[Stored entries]
----

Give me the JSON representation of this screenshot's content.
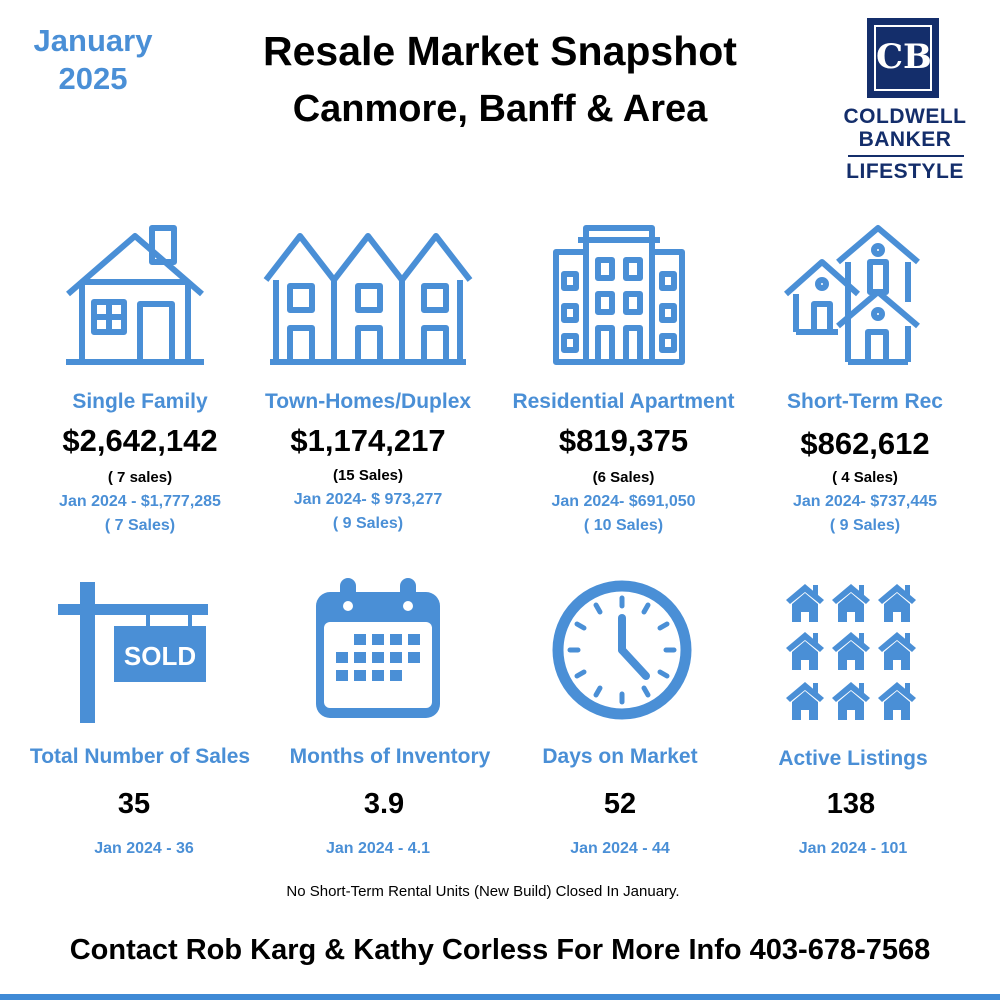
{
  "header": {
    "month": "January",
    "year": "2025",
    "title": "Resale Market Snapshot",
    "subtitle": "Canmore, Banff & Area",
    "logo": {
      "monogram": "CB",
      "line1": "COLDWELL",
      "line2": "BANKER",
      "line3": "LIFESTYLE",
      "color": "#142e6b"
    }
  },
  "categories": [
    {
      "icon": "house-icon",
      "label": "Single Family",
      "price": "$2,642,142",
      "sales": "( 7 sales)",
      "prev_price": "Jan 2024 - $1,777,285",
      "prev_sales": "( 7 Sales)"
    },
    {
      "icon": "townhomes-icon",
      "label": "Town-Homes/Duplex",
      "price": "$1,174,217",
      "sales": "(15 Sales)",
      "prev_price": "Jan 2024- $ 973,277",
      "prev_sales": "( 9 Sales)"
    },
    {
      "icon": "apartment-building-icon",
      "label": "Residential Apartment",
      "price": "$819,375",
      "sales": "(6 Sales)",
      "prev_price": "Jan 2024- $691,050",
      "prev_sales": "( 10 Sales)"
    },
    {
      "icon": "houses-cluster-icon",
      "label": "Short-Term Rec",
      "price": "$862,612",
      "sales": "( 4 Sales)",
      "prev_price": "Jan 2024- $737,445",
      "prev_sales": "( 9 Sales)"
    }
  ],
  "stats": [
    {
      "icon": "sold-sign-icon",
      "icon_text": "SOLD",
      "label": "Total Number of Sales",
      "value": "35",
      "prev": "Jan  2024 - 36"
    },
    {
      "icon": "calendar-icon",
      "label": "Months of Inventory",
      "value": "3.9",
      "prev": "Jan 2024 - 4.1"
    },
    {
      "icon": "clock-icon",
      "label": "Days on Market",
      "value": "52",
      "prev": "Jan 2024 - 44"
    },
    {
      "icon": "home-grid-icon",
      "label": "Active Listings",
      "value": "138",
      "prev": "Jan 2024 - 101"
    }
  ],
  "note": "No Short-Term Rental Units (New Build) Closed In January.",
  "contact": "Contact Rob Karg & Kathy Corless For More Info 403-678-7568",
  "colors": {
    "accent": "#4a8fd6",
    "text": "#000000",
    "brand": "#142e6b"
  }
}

----

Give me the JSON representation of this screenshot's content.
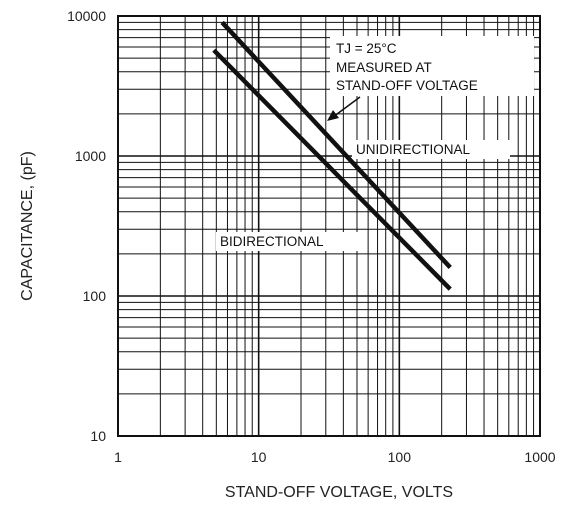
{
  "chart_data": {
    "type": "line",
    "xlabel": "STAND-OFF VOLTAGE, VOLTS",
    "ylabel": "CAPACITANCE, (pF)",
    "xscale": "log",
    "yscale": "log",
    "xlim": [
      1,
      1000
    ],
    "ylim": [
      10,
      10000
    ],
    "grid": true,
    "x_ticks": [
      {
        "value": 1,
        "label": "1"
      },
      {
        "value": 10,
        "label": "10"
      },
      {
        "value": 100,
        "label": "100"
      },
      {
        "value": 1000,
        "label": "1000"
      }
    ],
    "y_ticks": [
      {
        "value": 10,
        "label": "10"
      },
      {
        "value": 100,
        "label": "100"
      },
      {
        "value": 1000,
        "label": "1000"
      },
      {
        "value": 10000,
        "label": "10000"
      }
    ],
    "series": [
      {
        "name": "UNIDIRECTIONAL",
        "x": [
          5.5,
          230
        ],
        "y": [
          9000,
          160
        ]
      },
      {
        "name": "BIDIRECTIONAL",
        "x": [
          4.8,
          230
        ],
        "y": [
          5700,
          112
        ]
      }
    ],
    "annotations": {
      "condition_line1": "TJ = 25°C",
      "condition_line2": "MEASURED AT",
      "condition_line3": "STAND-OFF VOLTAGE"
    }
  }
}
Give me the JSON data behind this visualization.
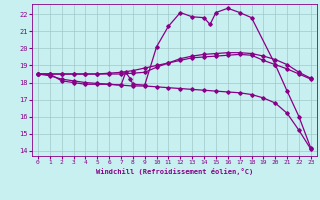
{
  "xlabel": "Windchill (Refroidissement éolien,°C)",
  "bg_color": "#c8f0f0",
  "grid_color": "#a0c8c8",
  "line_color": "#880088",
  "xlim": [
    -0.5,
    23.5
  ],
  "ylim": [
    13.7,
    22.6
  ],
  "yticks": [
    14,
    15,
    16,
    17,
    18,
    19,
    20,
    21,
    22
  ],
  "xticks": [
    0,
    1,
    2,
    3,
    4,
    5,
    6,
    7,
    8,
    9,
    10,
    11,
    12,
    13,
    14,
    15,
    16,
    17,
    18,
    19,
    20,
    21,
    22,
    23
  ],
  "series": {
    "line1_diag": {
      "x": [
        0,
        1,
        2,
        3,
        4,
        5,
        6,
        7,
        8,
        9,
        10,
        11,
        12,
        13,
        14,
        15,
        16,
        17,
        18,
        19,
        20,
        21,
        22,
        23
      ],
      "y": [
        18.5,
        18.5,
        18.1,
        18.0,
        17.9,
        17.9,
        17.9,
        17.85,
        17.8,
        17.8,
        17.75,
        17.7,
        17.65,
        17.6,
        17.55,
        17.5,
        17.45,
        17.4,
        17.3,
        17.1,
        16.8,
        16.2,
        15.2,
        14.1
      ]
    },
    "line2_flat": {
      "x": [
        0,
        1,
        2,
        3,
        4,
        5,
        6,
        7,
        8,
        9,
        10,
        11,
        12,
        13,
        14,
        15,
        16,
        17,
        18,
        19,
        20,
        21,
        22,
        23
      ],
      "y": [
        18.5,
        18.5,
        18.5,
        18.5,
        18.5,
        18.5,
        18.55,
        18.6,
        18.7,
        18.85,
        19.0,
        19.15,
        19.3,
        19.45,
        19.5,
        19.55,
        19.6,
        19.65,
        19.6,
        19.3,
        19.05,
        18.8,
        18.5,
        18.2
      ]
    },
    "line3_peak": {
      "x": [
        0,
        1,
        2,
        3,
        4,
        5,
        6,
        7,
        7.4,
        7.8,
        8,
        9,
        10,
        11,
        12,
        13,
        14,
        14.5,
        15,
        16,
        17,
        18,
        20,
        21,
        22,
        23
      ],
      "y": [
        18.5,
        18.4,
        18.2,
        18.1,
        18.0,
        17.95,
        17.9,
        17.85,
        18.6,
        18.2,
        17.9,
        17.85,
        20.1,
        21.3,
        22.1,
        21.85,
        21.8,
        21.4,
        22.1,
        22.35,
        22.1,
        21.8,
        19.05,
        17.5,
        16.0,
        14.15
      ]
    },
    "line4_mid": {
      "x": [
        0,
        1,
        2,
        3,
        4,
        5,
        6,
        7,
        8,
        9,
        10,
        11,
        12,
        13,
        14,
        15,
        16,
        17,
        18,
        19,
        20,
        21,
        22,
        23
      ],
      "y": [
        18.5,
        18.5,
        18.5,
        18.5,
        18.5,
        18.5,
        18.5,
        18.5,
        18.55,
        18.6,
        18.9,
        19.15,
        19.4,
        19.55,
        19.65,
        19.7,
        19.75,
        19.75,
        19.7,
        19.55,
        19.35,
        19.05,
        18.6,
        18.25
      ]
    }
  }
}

----

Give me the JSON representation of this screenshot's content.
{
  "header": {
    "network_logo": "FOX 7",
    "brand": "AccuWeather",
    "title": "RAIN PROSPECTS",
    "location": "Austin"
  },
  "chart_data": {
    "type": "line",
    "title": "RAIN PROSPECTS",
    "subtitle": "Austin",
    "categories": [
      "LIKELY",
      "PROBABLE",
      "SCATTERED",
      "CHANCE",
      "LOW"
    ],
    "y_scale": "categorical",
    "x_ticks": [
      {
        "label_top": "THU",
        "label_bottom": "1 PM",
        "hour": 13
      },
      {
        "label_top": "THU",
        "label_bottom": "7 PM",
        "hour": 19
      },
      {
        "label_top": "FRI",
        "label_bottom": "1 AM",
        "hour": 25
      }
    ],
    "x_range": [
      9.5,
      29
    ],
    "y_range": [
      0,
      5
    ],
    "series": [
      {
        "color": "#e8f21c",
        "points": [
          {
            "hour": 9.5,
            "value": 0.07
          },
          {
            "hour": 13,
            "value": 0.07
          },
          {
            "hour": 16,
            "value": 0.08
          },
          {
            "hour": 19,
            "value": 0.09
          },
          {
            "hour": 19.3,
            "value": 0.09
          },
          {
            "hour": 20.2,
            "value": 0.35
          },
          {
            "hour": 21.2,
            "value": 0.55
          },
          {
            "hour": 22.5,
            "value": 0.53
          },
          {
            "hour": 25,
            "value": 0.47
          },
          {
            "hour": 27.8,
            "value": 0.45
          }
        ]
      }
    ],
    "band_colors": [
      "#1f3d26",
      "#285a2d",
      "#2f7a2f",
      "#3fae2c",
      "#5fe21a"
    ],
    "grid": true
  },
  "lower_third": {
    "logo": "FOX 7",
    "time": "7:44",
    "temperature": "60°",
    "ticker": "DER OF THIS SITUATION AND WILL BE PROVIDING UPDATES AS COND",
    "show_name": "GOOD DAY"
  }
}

----

* **STATED PROBLEM**:
Show all lines from the data above in which the word "STAND" appears.

* **REPLY TO THE EXERCISE**:
    "xlabel": "STAND-OFF VOLTAGE, VOLTS",
      "condition_line3": "STAND-OFF VOLTAGE"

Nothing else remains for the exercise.